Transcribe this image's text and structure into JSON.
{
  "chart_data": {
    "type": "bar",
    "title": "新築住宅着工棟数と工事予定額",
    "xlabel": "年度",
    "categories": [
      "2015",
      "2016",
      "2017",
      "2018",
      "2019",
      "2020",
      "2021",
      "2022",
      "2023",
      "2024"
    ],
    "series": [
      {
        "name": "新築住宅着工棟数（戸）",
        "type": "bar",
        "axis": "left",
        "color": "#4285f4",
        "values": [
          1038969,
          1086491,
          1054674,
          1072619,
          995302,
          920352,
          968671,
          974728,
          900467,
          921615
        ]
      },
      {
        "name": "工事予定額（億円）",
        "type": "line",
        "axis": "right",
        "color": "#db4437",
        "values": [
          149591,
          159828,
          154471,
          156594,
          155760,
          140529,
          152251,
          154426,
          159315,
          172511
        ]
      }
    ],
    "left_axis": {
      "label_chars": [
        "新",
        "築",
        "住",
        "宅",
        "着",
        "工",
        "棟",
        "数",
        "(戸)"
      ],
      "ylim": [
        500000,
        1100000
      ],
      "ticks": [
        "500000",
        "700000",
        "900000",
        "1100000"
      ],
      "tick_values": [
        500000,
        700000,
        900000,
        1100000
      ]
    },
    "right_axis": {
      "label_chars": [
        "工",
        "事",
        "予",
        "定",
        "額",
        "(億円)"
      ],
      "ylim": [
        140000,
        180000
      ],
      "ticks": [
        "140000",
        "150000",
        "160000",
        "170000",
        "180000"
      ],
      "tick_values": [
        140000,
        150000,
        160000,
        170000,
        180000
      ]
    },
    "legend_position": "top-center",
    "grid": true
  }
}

**GOAL**
Restate the data above word for word.

**SOLUTION TO THIS PROBLEM**
Transcribe this image's text and structure into JSON.
{
  "chart_data": {
    "type": "bar",
    "title": "新築住宅着工棟数と工事予定額",
    "xlabel": "年度",
    "categories": [
      "2015",
      "2016",
      "2017",
      "2018",
      "2019",
      "2020",
      "2021",
      "2022",
      "2023",
      "2024"
    ],
    "series": [
      {
        "name": "新築住宅着工棟数（戸）",
        "type": "bar",
        "axis": "left",
        "color": "#4285f4",
        "values": [
          1038969,
          1086491,
          1054674,
          1072619,
          995302,
          920352,
          968671,
          974728,
          900467,
          921615
        ]
      },
      {
        "name": "工事予定額（億円）",
        "type": "line",
        "axis": "right",
        "color": "#db4437",
        "values": [
          149591,
          159828,
          154471,
          156594,
          155760,
          140529,
          152251,
          154426,
          159315,
          172511
        ]
      }
    ],
    "left_axis": {
      "label_chars": [
        "新",
        "築",
        "住",
        "宅",
        "着",
        "工",
        "棟",
        "数",
        "(戸)"
      ],
      "ylim": [
        500000,
        1100000
      ],
      "ticks": [
        "500000",
        "700000",
        "900000",
        "1100000"
      ],
      "tick_values": [
        500000,
        700000,
        900000,
        1100000
      ]
    },
    "right_axis": {
      "label_chars": [
        "工",
        "事",
        "予",
        "定",
        "額",
        "(億円)"
      ],
      "ylim": [
        140000,
        180000
      ],
      "ticks": [
        "140000",
        "150000",
        "160000",
        "170000",
        "180000"
      ],
      "tick_values": [
        140000,
        150000,
        160000,
        170000,
        180000
      ]
    },
    "legend_position": "top-center",
    "grid": true
  }
}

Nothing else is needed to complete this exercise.